[Source records]
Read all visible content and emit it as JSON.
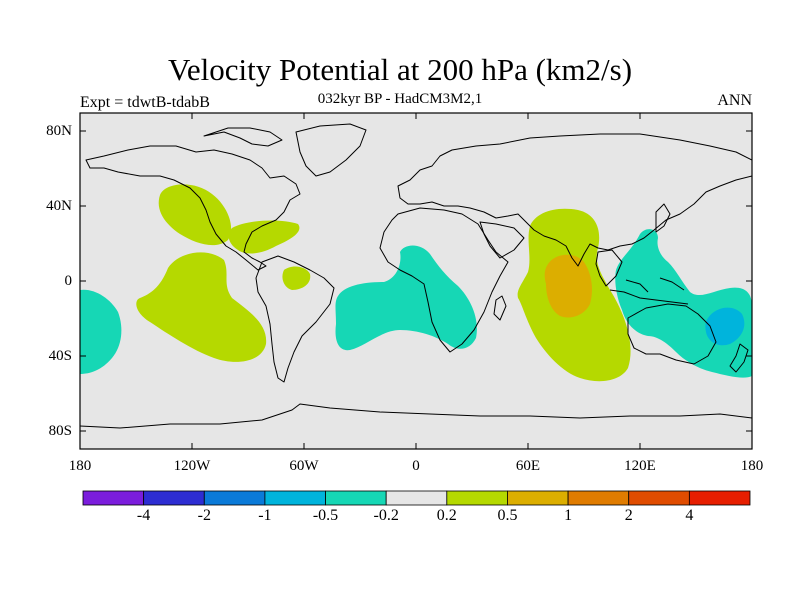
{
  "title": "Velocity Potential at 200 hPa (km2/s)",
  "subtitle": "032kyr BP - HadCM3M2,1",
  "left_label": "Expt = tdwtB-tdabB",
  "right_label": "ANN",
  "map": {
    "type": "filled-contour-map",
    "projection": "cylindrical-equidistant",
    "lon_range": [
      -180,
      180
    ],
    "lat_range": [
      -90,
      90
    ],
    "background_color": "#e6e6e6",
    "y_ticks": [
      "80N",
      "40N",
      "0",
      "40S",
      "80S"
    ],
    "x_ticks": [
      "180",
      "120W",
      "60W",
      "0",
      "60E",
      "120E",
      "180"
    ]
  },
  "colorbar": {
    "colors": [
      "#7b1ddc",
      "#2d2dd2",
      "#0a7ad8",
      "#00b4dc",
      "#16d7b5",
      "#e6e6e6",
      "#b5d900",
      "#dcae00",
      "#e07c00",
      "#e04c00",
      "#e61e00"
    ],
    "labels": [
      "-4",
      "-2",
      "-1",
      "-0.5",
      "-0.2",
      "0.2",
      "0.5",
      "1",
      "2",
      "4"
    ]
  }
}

◆ **PROBLEM REQUIREMENTS**: Write out the listing above exactly as it stands, pictures excluded.

◆ **FINAL RESULT**:
Read all visible content and emit it as JSON.
{
  "title": "Velocity Potential at 200 hPa (km2/s)",
  "subtitle": "032kyr BP - HadCM3M2,1",
  "left_label": "Expt = tdwtB-tdabB",
  "right_label": "ANN",
  "map": {
    "type": "filled-contour-map",
    "projection": "cylindrical-equidistant",
    "lon_range": [
      -180,
      180
    ],
    "lat_range": [
      -90,
      90
    ],
    "background_color": "#e6e6e6",
    "y_ticks": [
      "80N",
      "40N",
      "0",
      "40S",
      "80S"
    ],
    "x_ticks": [
      "180",
      "120W",
      "60W",
      "0",
      "60E",
      "120E",
      "180"
    ]
  },
  "colorbar": {
    "colors": [
      "#7b1ddc",
      "#2d2dd2",
      "#0a7ad8",
      "#00b4dc",
      "#16d7b5",
      "#e6e6e6",
      "#b5d900",
      "#dcae00",
      "#e07c00",
      "#e04c00",
      "#e61e00"
    ],
    "labels": [
      "-4",
      "-2",
      "-1",
      "-0.5",
      "-0.2",
      "0.2",
      "0.5",
      "1",
      "2",
      "4"
    ]
  }
}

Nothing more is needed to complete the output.